● WORK TO DO:
Wherever "연결되지" appears in a line, copy that line.

= = = =

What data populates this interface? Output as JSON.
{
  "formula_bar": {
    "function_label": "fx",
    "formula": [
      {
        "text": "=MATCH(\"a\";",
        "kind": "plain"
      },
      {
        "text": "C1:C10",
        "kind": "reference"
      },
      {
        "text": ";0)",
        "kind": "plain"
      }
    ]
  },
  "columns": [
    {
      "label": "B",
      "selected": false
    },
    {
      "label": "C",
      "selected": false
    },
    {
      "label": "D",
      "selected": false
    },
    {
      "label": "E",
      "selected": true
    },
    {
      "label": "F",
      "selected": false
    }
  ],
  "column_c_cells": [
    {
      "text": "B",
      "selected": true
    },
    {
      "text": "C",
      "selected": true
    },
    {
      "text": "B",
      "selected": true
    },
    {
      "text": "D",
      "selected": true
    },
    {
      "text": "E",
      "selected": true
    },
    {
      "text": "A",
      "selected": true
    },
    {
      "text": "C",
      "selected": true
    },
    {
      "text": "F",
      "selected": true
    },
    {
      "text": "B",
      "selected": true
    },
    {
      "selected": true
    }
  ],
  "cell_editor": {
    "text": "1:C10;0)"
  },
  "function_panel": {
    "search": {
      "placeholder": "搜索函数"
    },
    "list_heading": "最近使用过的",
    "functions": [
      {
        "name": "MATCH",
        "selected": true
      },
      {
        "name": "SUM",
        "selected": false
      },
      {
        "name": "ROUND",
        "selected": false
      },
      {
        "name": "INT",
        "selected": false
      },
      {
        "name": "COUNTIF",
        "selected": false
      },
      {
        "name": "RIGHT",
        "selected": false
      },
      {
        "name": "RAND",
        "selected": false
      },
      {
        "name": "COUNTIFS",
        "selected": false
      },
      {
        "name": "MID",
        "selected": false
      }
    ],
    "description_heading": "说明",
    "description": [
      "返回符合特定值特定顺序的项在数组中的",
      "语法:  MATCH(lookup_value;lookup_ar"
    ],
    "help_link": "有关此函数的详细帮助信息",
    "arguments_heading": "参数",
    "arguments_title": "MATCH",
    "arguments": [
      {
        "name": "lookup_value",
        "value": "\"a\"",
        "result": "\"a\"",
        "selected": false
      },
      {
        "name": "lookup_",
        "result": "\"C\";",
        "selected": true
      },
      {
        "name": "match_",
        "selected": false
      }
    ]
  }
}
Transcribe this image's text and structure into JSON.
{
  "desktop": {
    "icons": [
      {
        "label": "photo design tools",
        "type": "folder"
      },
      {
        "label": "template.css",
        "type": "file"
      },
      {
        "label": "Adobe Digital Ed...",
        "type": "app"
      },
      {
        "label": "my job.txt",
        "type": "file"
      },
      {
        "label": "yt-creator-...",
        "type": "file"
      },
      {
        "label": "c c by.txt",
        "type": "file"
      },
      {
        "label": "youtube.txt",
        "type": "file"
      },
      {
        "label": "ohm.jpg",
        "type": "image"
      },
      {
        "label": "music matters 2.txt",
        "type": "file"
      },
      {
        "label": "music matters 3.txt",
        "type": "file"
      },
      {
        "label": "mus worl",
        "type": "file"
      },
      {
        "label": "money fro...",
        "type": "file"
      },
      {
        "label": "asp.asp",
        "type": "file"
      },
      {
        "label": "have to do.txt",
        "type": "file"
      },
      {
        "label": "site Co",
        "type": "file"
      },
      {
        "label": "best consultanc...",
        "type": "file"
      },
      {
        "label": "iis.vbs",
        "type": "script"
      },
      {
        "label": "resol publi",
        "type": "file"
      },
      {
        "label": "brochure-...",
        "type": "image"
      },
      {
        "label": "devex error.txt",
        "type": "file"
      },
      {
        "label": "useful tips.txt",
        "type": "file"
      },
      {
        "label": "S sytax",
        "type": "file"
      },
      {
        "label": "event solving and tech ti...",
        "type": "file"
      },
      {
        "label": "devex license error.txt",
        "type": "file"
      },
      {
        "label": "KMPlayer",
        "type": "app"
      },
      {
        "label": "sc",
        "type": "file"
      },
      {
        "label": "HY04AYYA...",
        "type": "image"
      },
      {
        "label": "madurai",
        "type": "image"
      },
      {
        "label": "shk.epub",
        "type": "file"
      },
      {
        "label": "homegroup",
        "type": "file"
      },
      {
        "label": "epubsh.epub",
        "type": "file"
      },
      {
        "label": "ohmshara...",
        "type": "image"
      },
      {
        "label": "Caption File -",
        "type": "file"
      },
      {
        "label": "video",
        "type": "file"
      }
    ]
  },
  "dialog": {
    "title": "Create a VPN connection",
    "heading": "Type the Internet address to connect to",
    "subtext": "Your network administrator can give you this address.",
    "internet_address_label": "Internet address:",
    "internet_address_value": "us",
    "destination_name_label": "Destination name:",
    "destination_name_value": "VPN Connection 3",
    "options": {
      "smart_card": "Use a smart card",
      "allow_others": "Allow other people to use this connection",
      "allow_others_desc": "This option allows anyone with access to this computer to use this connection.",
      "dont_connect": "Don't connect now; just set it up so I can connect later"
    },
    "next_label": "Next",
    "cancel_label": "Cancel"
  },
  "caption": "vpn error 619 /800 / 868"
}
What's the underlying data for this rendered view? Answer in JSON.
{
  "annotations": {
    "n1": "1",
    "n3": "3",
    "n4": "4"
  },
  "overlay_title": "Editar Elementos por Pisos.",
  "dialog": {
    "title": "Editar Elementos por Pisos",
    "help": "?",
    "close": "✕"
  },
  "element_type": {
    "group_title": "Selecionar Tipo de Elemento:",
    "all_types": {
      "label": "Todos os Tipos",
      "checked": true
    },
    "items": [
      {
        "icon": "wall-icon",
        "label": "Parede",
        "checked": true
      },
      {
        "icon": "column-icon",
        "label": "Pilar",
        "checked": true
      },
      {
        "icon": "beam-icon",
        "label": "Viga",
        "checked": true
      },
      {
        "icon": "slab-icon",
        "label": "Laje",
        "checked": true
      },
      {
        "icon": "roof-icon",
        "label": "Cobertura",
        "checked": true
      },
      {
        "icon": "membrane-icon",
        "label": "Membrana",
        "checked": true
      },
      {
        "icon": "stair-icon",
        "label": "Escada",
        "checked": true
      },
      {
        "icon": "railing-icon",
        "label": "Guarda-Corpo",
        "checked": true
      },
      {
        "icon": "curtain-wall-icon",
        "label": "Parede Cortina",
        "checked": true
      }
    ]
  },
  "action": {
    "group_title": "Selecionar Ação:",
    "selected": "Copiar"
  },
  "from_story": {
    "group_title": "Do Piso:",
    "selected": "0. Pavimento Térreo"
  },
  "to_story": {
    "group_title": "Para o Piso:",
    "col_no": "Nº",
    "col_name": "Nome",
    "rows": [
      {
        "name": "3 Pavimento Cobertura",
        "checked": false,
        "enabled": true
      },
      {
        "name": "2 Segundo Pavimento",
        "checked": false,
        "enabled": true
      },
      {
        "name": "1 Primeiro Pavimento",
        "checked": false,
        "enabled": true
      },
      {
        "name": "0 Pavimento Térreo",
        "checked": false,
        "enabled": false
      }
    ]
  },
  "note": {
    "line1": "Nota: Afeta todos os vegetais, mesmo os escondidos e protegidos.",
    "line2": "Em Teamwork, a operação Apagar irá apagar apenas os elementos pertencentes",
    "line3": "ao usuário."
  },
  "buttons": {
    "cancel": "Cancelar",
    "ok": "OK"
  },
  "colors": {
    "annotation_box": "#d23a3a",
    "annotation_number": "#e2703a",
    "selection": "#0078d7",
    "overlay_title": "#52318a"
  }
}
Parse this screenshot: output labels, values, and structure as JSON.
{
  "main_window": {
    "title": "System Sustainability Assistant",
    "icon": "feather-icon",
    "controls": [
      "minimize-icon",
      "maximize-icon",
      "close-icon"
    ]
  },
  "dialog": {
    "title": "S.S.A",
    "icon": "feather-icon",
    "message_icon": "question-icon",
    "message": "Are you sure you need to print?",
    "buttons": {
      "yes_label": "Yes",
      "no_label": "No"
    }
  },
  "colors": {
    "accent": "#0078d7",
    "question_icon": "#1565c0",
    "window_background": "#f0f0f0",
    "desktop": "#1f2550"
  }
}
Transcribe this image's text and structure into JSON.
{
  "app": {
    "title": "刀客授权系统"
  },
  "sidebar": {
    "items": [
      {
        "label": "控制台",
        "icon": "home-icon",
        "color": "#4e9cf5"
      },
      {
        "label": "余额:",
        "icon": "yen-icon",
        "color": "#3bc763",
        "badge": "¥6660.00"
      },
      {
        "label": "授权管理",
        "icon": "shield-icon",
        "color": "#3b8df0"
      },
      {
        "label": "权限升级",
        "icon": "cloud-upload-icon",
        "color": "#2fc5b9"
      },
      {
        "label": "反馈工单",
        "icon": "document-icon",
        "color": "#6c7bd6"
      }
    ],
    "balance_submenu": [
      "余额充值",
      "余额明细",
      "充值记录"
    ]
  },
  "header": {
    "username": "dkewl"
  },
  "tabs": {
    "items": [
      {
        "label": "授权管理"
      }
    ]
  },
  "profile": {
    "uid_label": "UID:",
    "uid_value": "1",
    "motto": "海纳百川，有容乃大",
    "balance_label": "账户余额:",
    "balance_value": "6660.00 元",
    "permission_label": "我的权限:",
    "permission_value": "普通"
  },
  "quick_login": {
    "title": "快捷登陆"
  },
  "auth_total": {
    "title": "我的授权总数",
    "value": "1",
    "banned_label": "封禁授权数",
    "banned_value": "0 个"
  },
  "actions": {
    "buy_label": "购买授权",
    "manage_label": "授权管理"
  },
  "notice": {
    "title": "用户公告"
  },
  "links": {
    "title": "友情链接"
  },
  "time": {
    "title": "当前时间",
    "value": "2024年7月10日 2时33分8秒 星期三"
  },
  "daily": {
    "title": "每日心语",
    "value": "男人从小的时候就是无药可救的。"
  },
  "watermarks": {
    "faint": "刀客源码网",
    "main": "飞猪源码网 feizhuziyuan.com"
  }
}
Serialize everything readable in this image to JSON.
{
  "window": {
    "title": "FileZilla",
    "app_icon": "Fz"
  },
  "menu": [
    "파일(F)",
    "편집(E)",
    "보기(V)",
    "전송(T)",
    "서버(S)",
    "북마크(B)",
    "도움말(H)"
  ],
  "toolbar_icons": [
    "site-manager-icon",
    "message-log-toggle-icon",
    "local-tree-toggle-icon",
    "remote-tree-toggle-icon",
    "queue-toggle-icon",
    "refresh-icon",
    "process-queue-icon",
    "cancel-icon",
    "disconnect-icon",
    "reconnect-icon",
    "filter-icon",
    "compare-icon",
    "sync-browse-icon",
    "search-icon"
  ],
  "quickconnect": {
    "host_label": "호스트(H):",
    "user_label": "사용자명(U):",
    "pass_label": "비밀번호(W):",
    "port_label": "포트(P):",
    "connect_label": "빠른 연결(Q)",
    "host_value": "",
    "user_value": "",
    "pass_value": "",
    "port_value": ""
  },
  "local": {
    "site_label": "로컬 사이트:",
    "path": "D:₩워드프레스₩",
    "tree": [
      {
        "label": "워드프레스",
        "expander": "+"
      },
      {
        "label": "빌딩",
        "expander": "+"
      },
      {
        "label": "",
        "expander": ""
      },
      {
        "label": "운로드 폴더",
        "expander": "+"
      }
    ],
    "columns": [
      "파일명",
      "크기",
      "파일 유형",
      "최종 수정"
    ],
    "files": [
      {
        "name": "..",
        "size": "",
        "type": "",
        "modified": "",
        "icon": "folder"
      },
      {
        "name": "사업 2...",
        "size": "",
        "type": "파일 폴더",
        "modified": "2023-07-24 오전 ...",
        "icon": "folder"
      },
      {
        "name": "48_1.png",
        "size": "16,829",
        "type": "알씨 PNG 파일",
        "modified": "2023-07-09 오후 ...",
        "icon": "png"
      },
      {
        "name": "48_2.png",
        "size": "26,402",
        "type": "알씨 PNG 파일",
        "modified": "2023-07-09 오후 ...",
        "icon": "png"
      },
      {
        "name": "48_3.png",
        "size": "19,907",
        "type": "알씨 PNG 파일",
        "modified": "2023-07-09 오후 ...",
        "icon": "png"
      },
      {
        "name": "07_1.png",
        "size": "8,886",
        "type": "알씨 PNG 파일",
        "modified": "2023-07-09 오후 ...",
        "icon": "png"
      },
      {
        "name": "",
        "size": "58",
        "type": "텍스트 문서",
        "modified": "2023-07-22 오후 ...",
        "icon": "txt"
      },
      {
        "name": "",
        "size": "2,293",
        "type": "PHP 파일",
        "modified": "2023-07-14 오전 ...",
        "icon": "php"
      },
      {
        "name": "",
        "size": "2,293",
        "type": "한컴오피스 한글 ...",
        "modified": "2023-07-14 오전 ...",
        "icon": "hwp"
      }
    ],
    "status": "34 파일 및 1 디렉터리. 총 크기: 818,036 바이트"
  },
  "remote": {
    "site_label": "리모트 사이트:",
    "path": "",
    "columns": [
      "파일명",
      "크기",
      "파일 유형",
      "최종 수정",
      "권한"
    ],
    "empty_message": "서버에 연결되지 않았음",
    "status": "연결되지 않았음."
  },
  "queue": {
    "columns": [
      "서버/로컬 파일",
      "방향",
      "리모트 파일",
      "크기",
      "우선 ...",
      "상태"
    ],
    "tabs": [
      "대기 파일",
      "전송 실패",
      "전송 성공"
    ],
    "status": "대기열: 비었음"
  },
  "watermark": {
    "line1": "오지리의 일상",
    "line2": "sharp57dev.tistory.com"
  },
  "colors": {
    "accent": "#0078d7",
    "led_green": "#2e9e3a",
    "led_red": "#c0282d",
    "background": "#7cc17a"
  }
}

= = = =

● TASK RESPONSE:
    "empty_message": "서버에 연결되지 않았음",
    "status": "연결되지 않았음."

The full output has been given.